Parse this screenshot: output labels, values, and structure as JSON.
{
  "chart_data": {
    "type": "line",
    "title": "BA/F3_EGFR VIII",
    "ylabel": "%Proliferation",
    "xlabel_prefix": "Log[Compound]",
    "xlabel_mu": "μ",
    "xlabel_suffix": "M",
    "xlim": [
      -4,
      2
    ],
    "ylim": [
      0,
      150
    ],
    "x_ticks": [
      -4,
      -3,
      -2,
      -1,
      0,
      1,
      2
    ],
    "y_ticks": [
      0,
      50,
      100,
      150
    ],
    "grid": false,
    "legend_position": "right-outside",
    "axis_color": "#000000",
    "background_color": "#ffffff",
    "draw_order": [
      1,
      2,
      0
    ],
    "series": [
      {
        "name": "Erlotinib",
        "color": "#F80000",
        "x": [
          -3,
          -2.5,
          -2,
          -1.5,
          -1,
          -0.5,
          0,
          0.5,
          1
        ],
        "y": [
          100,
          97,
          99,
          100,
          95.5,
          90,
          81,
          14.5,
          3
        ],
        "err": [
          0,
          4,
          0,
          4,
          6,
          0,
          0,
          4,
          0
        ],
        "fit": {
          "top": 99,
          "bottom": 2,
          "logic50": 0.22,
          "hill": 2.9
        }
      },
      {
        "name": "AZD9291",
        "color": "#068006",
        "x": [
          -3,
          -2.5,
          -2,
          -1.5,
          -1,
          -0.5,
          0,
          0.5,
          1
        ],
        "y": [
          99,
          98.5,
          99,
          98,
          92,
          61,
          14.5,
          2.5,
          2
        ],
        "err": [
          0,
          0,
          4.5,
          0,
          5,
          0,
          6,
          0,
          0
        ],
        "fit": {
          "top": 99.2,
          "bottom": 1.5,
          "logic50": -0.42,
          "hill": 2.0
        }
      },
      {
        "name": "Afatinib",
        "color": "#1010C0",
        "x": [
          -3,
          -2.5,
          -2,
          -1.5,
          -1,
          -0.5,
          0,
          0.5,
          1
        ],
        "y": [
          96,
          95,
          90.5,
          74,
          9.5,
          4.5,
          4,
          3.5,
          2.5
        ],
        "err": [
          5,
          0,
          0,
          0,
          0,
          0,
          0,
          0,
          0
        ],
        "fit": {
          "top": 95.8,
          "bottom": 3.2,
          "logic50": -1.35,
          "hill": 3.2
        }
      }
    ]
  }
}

*****

Repeat each entry word for word.

Parse this screenshot: output labels, values, and structure as JSON.
{
  "chart_data": {
    "type": "line",
    "title": "BA/F3_EGFR VIII",
    "ylabel": "%Proliferation",
    "xlabel_prefix": "Log[Compound]",
    "xlabel_mu": "μ",
    "xlabel_suffix": "M",
    "xlim": [
      -4,
      2
    ],
    "ylim": [
      0,
      150
    ],
    "x_ticks": [
      -4,
      -3,
      -2,
      -1,
      0,
      1,
      2
    ],
    "y_ticks": [
      0,
      50,
      100,
      150
    ],
    "grid": false,
    "legend_position": "right-outside",
    "axis_color": "#000000",
    "background_color": "#ffffff",
    "draw_order": [
      1,
      2,
      0
    ],
    "series": [
      {
        "name": "Erlotinib",
        "color": "#F80000",
        "x": [
          -3,
          -2.5,
          -2,
          -1.5,
          -1,
          -0.5,
          0,
          0.5,
          1
        ],
        "y": [
          100,
          97,
          99,
          100,
          95.5,
          90,
          81,
          14.5,
          3
        ],
        "err": [
          0,
          4,
          0,
          4,
          6,
          0,
          0,
          4,
          0
        ],
        "fit": {
          "top": 99,
          "bottom": 2,
          "logic50": 0.22,
          "hill": 2.9
        }
      },
      {
        "name": "AZD9291",
        "color": "#068006",
        "x": [
          -3,
          -2.5,
          -2,
          -1.5,
          -1,
          -0.5,
          0,
          0.5,
          1
        ],
        "y": [
          99,
          98.5,
          99,
          98,
          92,
          61,
          14.5,
          2.5,
          2
        ],
        "err": [
          0,
          0,
          4.5,
          0,
          5,
          0,
          6,
          0,
          0
        ],
        "fit": {
          "top": 99.2,
          "bottom": 1.5,
          "logic50": -0.42,
          "hill": 2.0
        }
      },
      {
        "name": "Afatinib",
        "color": "#1010C0",
        "x": [
          -3,
          -2.5,
          -2,
          -1.5,
          -1,
          -0.5,
          0,
          0.5,
          1
        ],
        "y": [
          96,
          95,
          90.5,
          74,
          9.5,
          4.5,
          4,
          3.5,
          2.5
        ],
        "err": [
          5,
          0,
          0,
          0,
          0,
          0,
          0,
          0,
          0
        ],
        "fit": {
          "top": 95.8,
          "bottom": 3.2,
          "logic50": -1.35,
          "hill": 3.2
        }
      }
    ]
  }
}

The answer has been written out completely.